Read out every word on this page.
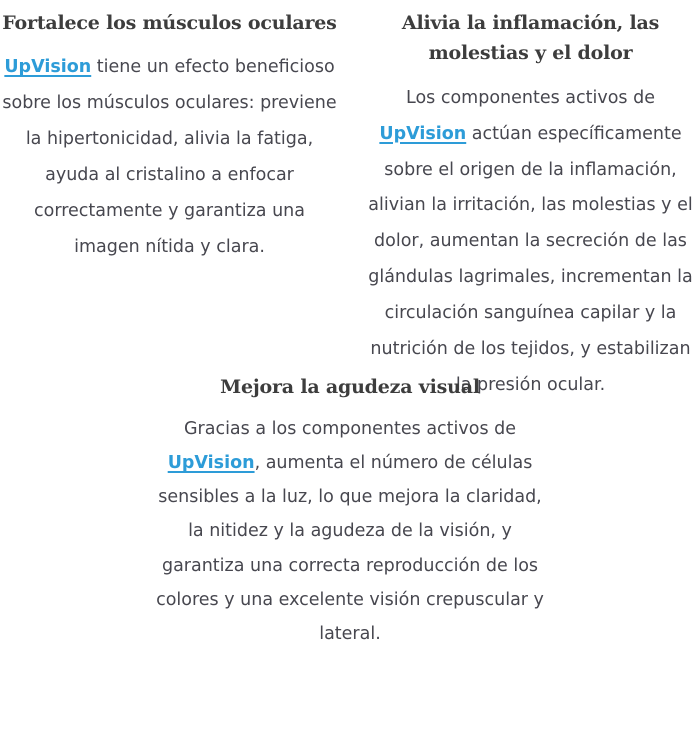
Fortalece los músculos oculares

UpVision tiene un efecto beneficioso sobre los músculos oculares: previene la hipertonicidad, alivia la fatiga, ayuda al cristalino a enfocar correctamente y garantiza una imagen nítida y clara.

Alivia la inflamación, las molestias y el dolor

Los componentes activos de UpVision actúan específicamente sobre el origen de la inflamación, alivian la irritación, las molestias y el dolor, aumentan la secreción de las glándulas lagrimales, incrementan la circulación sanguínea capilar y la nutrición de los tejidos, y estabilizan la presión ocular.

Mejora la agudeza visual

Gracias a los componentes activos de UpVision, aumenta el número de células sensibles a la luz, lo que mejora la claridad, la nitidez y la agudeza de la visión, y garantiza una correcta reproducción de los colores y una excelente visión crepuscular y lateral.
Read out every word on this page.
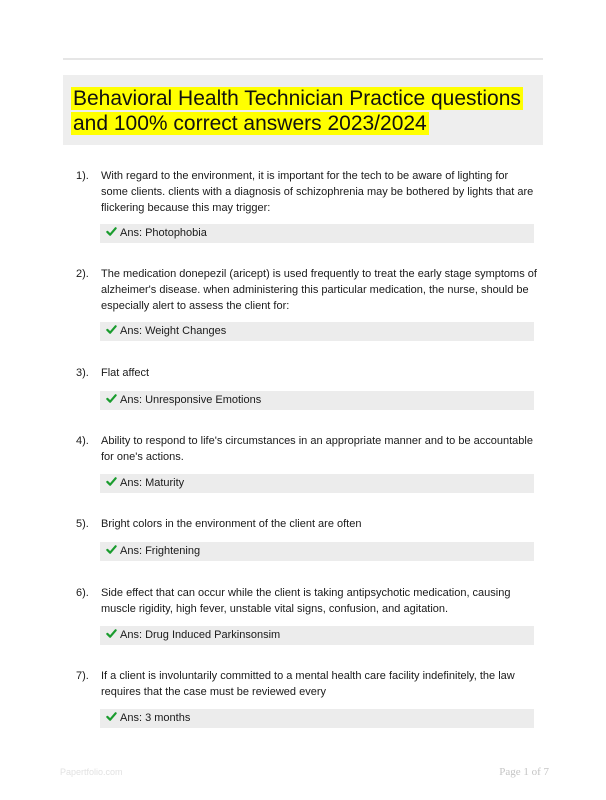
Behavioral Health Technician Practice questions and 100% correct answers 2023/2024
1). With regard to the environment, it is important for the tech to be aware of lighting for some clients. clients with a diagnosis of schizophrenia may be bothered by lights that are flickering because this may trigger:
Ans: Photophobia
2). The medication donepezil (aricept) is used frequently to treat the early stage symptoms of alzheimer's disease. when administering this particular medication, the nurse, should be especially alert to assess the client for:
Ans: Weight Changes
3). Flat affect
Ans: Unresponsive Emotions
4). Ability to respond to life's circumstances in an appropriate manner and to be accountable for one's actions.
Ans: Maturity
5). Bright colors in the environment of the client are often
Ans: Frightening
6). Side effect that can occur while the client is taking antipsychotic medication, causing muscle rigidity, high fever, unstable vital signs, confusion, and agitation.
Ans: Drug Induced Parkinsonsim
7). If a client is involuntarily committed to a mental health care facility indefinitely, the law requires that the case must be reviewed every
Ans: 3 months
Papertfolio.com	Page 1 of 7
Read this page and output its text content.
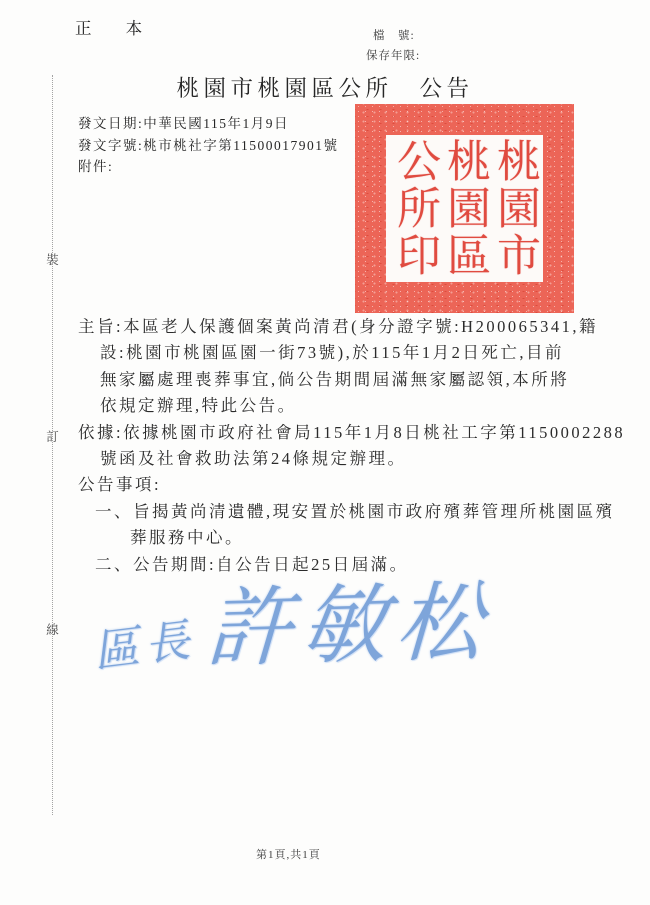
裝
訂
線
正 本	檔　號:
保存年限:
桃園市桃園區公所　公告
發文日期:中華民國115年1月9日
發文字號:桃市桃社字第11500017901號
附件:	桃園市
桃園區
公所印
主旨:本區老人保護個案黃尚清君(身分證字號:H200065341,籍
設:桃園市桃園區園一街73號),於115年1月2日死亡,目前
無家屬處理喪葬事宜,倘公告期間屆滿無家屬認領,本所將
依規定辦理,特此公告。
依據:依據桃園市政府社會局115年1月8日桃社工字第1150002288
號函及社會救助法第24條規定辦理。
公告事項:
一、旨揭黃尚清遺體,現安置於桃園市政府殯葬管理所桃園區殯
葬服務中心。
二、公告期間:自公告日起25日屆滿。
區長 許敏松
第1頁,共1頁
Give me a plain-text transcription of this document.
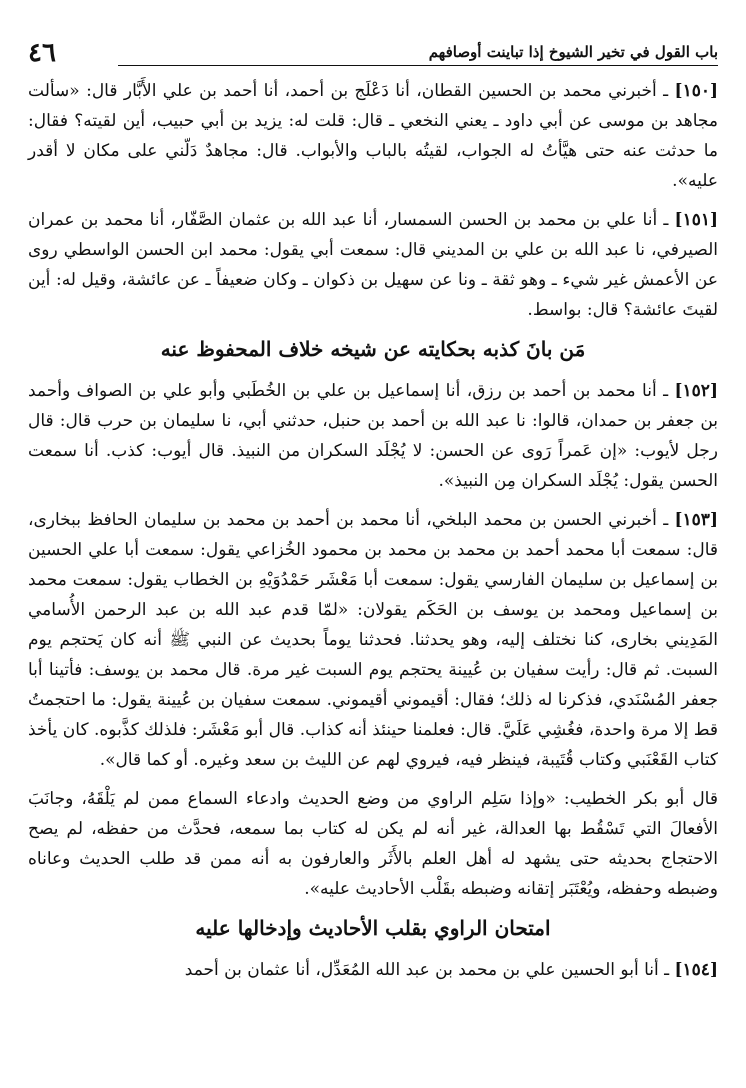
٤٦	باب القول في تخير الشيوخ إذا تباينت أوصافهم

[١٥٠] ـ أخبرني محمد بن الحسين القطان، أنا دَعْلَج بن أحمد، أنا أحمد بن علي الأَبَّار قال: «سألت مجاهد بن موسى عن أبي داود ـ يعني النخعي ـ قال: قلت له: يزيد بن أبي حبيب، أين لقيته؟ فقال: ما حدثت عنه حتى هيَّأتُ له الجواب، لقيتُه بالباب والأبواب. قال: مجاهدٌ دَلّني على مكان لا أقدر عليه».

[١٥١] ـ أنا علي بن محمد بن الحسن السمسار، أنا عبد الله بن عثمان الصَّفّار، أنا محمد بن عمران الصيرفي، نا عبد الله بن علي بن المديني قال: سمعت أبي يقول: محمد ابن الحسن الواسطي روى عن الأعمش غير شيء ـ وهو ثقة ـ ونا عن سهيل بن ذكوان ـ وكان ضعيفاً ـ عن عائشة، وقيل له: أين لقيتَ عائشة؟ قال: بواسط.

مَن بانَ كذبه بحكايته عن شيخه خلاف المحفوظ عنه

[١٥٢] ـ أنا محمد بن أحمد بن رزق، أنا إسماعيل بن علي بن الخُطَبي وأبو علي بن الصواف وأحمد بن جعفر بن حمدان، قالوا: نا عبد الله بن أحمد بن حنبل، حدثني أبي، نا سليمان بن حرب قال: قال رجل لأيوب: «إن عَمراً رَوى عن الحسن: لا يُجْلَد السكران من النبيذ. قال أيوب: كذب. أنا سمعت الحسن يقول: يُجْلَد السكران مِن النبيذ».

[١٥٣] ـ أخبرني الحسن بن محمد البلخي، أنا محمد بن أحمد بن محمد بن سليمان الحافظ ببخارى، قال: سمعت أبا محمد أحمد بن محمد بن محمد بن محمود الخُزاعي يقول: سمعت أبا علي الحسين بن إسماعيل بن سليمان الفارسي يقول: سمعت أبا مَعْشَر حَمْدُوَيْهِ بن الخطاب يقول: سمعت محمد بن إسماعيل ومحمد بن يوسف بن الحَكَم يقولان: «لمّا قدم عبد الله بن عبد الرحمن الأُسامي المَدِيني بخارى، كنا نختلف إليه، وهو يحدثنا. فحدثنا يوماً بحديث عن النبي ﷺ أنه كان يَحتجم يوم السبت. ثم قال: رأيت سفيان بن عُيينة يحتجم يوم السبت غير مرة. قال محمد بن يوسف: فأتينا أبا جعفر المُسْنَدي، فذكرنا له ذلك؛ فقال: أقيموني أقيموني. سمعت سفيان بن عُيينة يقول: ما احتجمتُ قط إلا مرة واحدة، فغُشِي عَلَيَّ. قال: فعلمنا حينئذ أنه كذاب. قال أبو مَعْشَر: فلذلك كذَّبوه. كان يأخذ كتاب القَعْنَبي وكتاب قُتَيبة، فينظر فيه، فيروي لهم عن الليث بن سعد وغيره. أو كما قال».

قال أبو بكر الخطيب: «وإذا سَلِم الراوي من وضع الحديث وادعاء السماع ممن لم يَلْقَهُ، وجانَبَ الأفعالَ التي تَسْقُط بها العدالة، غير أنه لم يكن له كتاب بما سمعه، فحدَّث من حفظه، لم يصح الاحتجاج بحديثه حتى يشهد له أهل العلم بالأَثَر والعارفون به أنه ممن قد طلب الحديث وعاناه وضبطه وحفظه، ويُعْتَبَر إتقانه وضبطه بقَلْب الأحاديث عليه».

امتحان الراوي بقلب الأحاديث وإدخالها عليه

[١٥٤] ـ أنا أبو الحسين علي بن محمد بن عبد الله المُعَدِّل، أنا عثمان بن أحمد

### Problem to solve
Print all the records again exactly; do not include any picture.

### Solved problem
Read out every word on this page.
Fortalece los músculos oculares

UpVision tiene un efecto beneficioso sobre los músculos oculares: previene la hipertonicidad, alivia la fatiga, ayuda al cristalino a enfocar correctamente y garantiza una imagen nítida y clara.

Alivia la inflamación, las molestias y el dolor

Los componentes activos de UpVision actúan específicamente sobre el origen de la inflamación, alivian la irritación, las molestias y el dolor, aumentan la secreción de las glándulas lagrimales, incrementan la circulación sanguínea capilar y la nutrición de los tejidos, y estabilizan la presión ocular.

Mejora la agudeza visual

Gracias a los componentes activos de UpVision, aumenta el número de células sensibles a la luz, lo que mejora la claridad, la nitidez y la agudeza de la visión, y garantiza una correcta reproducción de los colores y una excelente visión crepuscular y lateral.
Read out every word on this page.
Behavioral Health Technician Practice questions and 100% correct answers 2023/2024
1). With regard to the environment, it is important for the tech to be aware of lighting for some clients. clients with a diagnosis of schizophrenia may be bothered by lights that are flickering because this may trigger:
Ans: Photophobia
2). The medication donepezil (aricept) is used frequently to treat the early stage symptoms of alzheimer's disease. when administering this particular medication, the nurse, should be especially alert to assess the client for:
Ans: Weight Changes
3). Flat affect
Ans: Unresponsive Emotions
4). Ability to respond to life's circumstances in an appropriate manner and to be accountable for one's actions.
Ans: Maturity
5). Bright colors in the environment of the client are often
Ans: Frightening
6). Side effect that can occur while the client is taking antipsychotic medication, causing muscle rigidity, high fever, unstable vital signs, confusion, and agitation.
Ans: Drug Induced Parkinsonsim
7). If a client is involuntarily committed to a mental health care facility indefinitely, the law requires that the case must be reviewed every
Ans: 3 months
Papertfolio.com	Page 1 of 7
Read this page and output its text content.
裝
訂
線
正 本	檔　號:
保存年限:
桃園市桃園區公所　公告
發文日期:中華民國115年1月9日
發文字號:桃市桃社字第11500017901號
附件:	桃園市
桃園區
公所印
主旨:本區老人保護個案黃尚清君(身分證字號:H200065341,籍
設:桃園市桃園區園一街73號),於115年1月2日死亡,目前
無家屬處理喪葬事宜,倘公告期間屆滿無家屬認領,本所將
依規定辦理,特此公告。
依據:依據桃園市政府社會局115年1月8日桃社工字第1150002288
號函及社會救助法第24條規定辦理。
公告事項:
一、旨揭黃尚清遺體,現安置於桃園市政府殯葬管理所桃園區殯
葬服務中心。
二、公告期間:自公告日起25日屆滿。
區長 許敏松
第1頁,共1頁
Give me a plain-text transcription of this document.
٤٦	باب القول في تخير الشيوخ إذا تباينت أوصافهم

[١٥٠] ـ أخبرني محمد بن الحسين القطان، أنا دَعْلَج بن أحمد، أنا أحمد بن علي الأَبَّار قال: «سألت مجاهد بن موسى عن أبي داود ـ يعني النخعي ـ قال: قلت له: يزيد بن أبي حبيب، أين لقيته؟ فقال: ما حدثت عنه حتى هيَّأتُ له الجواب، لقيتُه بالباب والأبواب. قال: مجاهدٌ دَلّني على مكان لا أقدر عليه».

[١٥١] ـ أنا علي بن محمد بن الحسن السمسار، أنا عبد الله بن عثمان الصَّفّار، أنا محمد بن عمران الصيرفي، نا عبد الله بن علي بن المديني قال: سمعت أبي يقول: محمد ابن الحسن الواسطي روى عن الأعمش غير شيء ـ وهو ثقة ـ ونا عن سهيل بن ذكوان ـ وكان ضعيفاً ـ عن عائشة، وقيل له: أين لقيتَ عائشة؟ قال: بواسط.

مَن بانَ كذبه بحكايته عن شيخه خلاف المحفوظ عنه

[١٥٢] ـ أنا محمد بن أحمد بن رزق، أنا إسماعيل بن علي بن الخُطَبي وأبو علي بن الصواف وأحمد بن جعفر بن حمدان، قالوا: نا عبد الله بن أحمد بن حنبل، حدثني أبي، نا سليمان بن حرب قال: قال رجل لأيوب: «إن عَمراً رَوى عن الحسن: لا يُجْلَد السكران من النبيذ. قال أيوب: كذب. أنا سمعت الحسن يقول: يُجْلَد السكران مِن النبيذ».

[١٥٣] ـ أخبرني الحسن بن محمد البلخي، أنا محمد بن أحمد بن محمد بن سليمان الحافظ ببخارى، قال: سمعت أبا محمد أحمد بن محمد بن محمد بن محمود الخُزاعي يقول: سمعت أبا علي الحسين بن إسماعيل بن سليمان الفارسي يقول: سمعت أبا مَعْشَر حَمْدُوَيْهِ بن الخطاب يقول: سمعت محمد بن إسماعيل ومحمد بن يوسف بن الحَكَم يقولان: «لمّا قدم عبد الله بن عبد الرحمن الأُسامي المَدِيني بخارى، كنا نختلف إليه، وهو يحدثنا. فحدثنا يوماً بحديث عن النبي ﷺ أنه كان يَحتجم يوم السبت. ثم قال: رأيت سفيان بن عُيينة يحتجم يوم السبت غير مرة. قال محمد بن يوسف: فأتينا أبا جعفر المُسْنَدي، فذكرنا له ذلك؛ فقال: أقيموني أقيموني. سمعت سفيان بن عُيينة يقول: ما احتجمتُ قط إلا مرة واحدة، فغُشِي عَلَيَّ. قال: فعلمنا حينئذ أنه كذاب. قال أبو مَعْشَر: فلذلك كذَّبوه. كان يأخذ كتاب القَعْنَبي وكتاب قُتَيبة، فينظر فيه، فيروي لهم عن الليث بن سعد وغيره. أو كما قال».

قال أبو بكر الخطيب: «وإذا سَلِم الراوي من وضع الحديث وادعاء السماع ممن لم يَلْقَهُ، وجانَبَ الأفعالَ التي تَسْقُط بها العدالة، غير أنه لم يكن له كتاب بما سمعه، فحدَّث من حفظه، لم يصح الاحتجاج بحديثه حتى يشهد له أهل العلم بالأَثَر والعارفون به أنه ممن قد طلب الحديث وعاناه وضبطه وحفظه، ويُعْتَبَر إتقانه وضبطه بقَلْب الأحاديث عليه».

امتحان الراوي بقلب الأحاديث وإدخالها عليه

[١٥٤] ـ أنا أبو الحسين علي بن محمد بن عبد الله المُعَدِّل، أنا عثمان بن أحمد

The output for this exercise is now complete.